→ Exercise description
Restate the listing that follows word for word, without its pictures.

>> begin Listed records

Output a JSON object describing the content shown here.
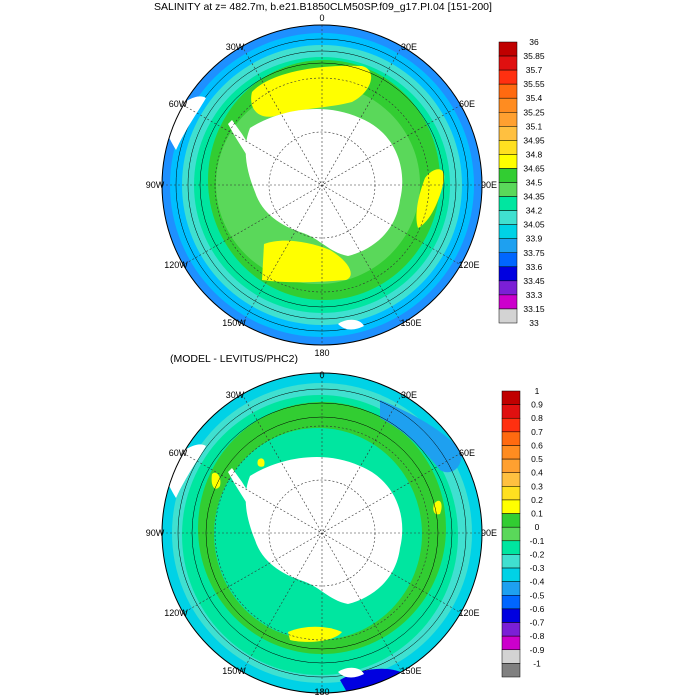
{
  "panels": [
    {
      "title": "SALINITY at z= 482.7m, b.e21.B1850CLM50SP.f09_g17.PI.04 [151-200]",
      "lon_labels": [
        "0",
        "30E",
        "60E",
        "90E",
        "120E",
        "150E",
        "180",
        "150W",
        "120W",
        "90W",
        "60W",
        "30W"
      ],
      "colorbar": {
        "labels": [
          "36",
          "35.85",
          "35.7",
          "35.55",
          "35.4",
          "35.25",
          "35.1",
          "34.95",
          "34.8",
          "34.65",
          "34.5",
          "34.35",
          "34.2",
          "34.05",
          "33.9",
          "33.75",
          "33.6",
          "33.45",
          "33.3",
          "33.15",
          "33"
        ],
        "colors": [
          "#c00000",
          "#e01010",
          "#ff3010",
          "#ff6a10",
          "#ff8c20",
          "#ffa030",
          "#ffc040",
          "#ffe020",
          "#ffff00",
          "#32cd32",
          "#5ad85a",
          "#00e6a0",
          "#40e0d0",
          "#00d2e6",
          "#1ea0f0",
          "#0066ff",
          "#0000e0",
          "#7b1fd6",
          "#cc00cc",
          "#d3d3d3"
        ]
      }
    },
    {
      "title": "(MODEL - LEVITUS/PHC2)",
      "lon_labels": [
        "0",
        "30E",
        "60E",
        "90E",
        "120E",
        "150E",
        "180",
        "150W",
        "120W",
        "90W",
        "60W",
        "30W"
      ],
      "colorbar": {
        "labels": [
          "1",
          "0.9",
          "0.8",
          "0.7",
          "0.6",
          "0.5",
          "0.4",
          "0.3",
          "0.2",
          "0.1",
          "0",
          "-0.1",
          "-0.2",
          "-0.3",
          "-0.4",
          "-0.5",
          "-0.6",
          "-0.7",
          "-0.8",
          "-0.9",
          "-1"
        ],
        "colors": [
          "#c00000",
          "#e01010",
          "#ff3010",
          "#ff6a10",
          "#ff8c20",
          "#ffa030",
          "#ffc040",
          "#ffe020",
          "#ffff00",
          "#32cd32",
          "#5ad85a",
          "#00e6a0",
          "#40e0d0",
          "#00d2e6",
          "#1ea0f0",
          "#0066ff",
          "#0000e0",
          "#7b1fd6",
          "#cc00cc",
          "#d3d3d3",
          "#808080"
        ]
      }
    }
  ],
  "map_colors": {
    "ocean_yellow": "#ffff00",
    "ocean_green": "#5ad85a",
    "ocean_lightgreen": "#32cd32",
    "ocean_teal": "#00e6a0",
    "ocean_cyan": "#40e0d0",
    "ocean_blue": "#1ea0f0",
    "land": "#ffffff"
  }
}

>> end Listed records

→ Task solution
Output a JSON object describing the content shown here.
{
  "panels": [
    {
      "title": "SALINITY at z= 482.7m, b.e21.B1850CLM50SP.f09_g17.PI.04 [151-200]",
      "lon_labels": [
        "0",
        "30E",
        "60E",
        "90E",
        "120E",
        "150E",
        "180",
        "150W",
        "120W",
        "90W",
        "60W",
        "30W"
      ],
      "colorbar": {
        "labels": [
          "36",
          "35.85",
          "35.7",
          "35.55",
          "35.4",
          "35.25",
          "35.1",
          "34.95",
          "34.8",
          "34.65",
          "34.5",
          "34.35",
          "34.2",
          "34.05",
          "33.9",
          "33.75",
          "33.6",
          "33.45",
          "33.3",
          "33.15",
          "33"
        ],
        "colors": [
          "#c00000",
          "#e01010",
          "#ff3010",
          "#ff6a10",
          "#ff8c20",
          "#ffa030",
          "#ffc040",
          "#ffe020",
          "#ffff00",
          "#32cd32",
          "#5ad85a",
          "#00e6a0",
          "#40e0d0",
          "#00d2e6",
          "#1ea0f0",
          "#0066ff",
          "#0000e0",
          "#7b1fd6",
          "#cc00cc",
          "#d3d3d3"
        ]
      }
    },
    {
      "title": "(MODEL - LEVITUS/PHC2)",
      "lon_labels": [
        "0",
        "30E",
        "60E",
        "90E",
        "120E",
        "150E",
        "180",
        "150W",
        "120W",
        "90W",
        "60W",
        "30W"
      ],
      "colorbar": {
        "labels": [
          "1",
          "0.9",
          "0.8",
          "0.7",
          "0.6",
          "0.5",
          "0.4",
          "0.3",
          "0.2",
          "0.1",
          "0",
          "-0.1",
          "-0.2",
          "-0.3",
          "-0.4",
          "-0.5",
          "-0.6",
          "-0.7",
          "-0.8",
          "-0.9",
          "-1"
        ],
        "colors": [
          "#c00000",
          "#e01010",
          "#ff3010",
          "#ff6a10",
          "#ff8c20",
          "#ffa030",
          "#ffc040",
          "#ffe020",
          "#ffff00",
          "#32cd32",
          "#5ad85a",
          "#00e6a0",
          "#40e0d0",
          "#00d2e6",
          "#1ea0f0",
          "#0066ff",
          "#0000e0",
          "#7b1fd6",
          "#cc00cc",
          "#d3d3d3",
          "#808080"
        ]
      }
    }
  ],
  "map_colors": {
    "ocean_yellow": "#ffff00",
    "ocean_green": "#5ad85a",
    "ocean_lightgreen": "#32cd32",
    "ocean_teal": "#00e6a0",
    "ocean_cyan": "#40e0d0",
    "ocean_blue": "#1ea0f0",
    "land": "#ffffff"
  }
}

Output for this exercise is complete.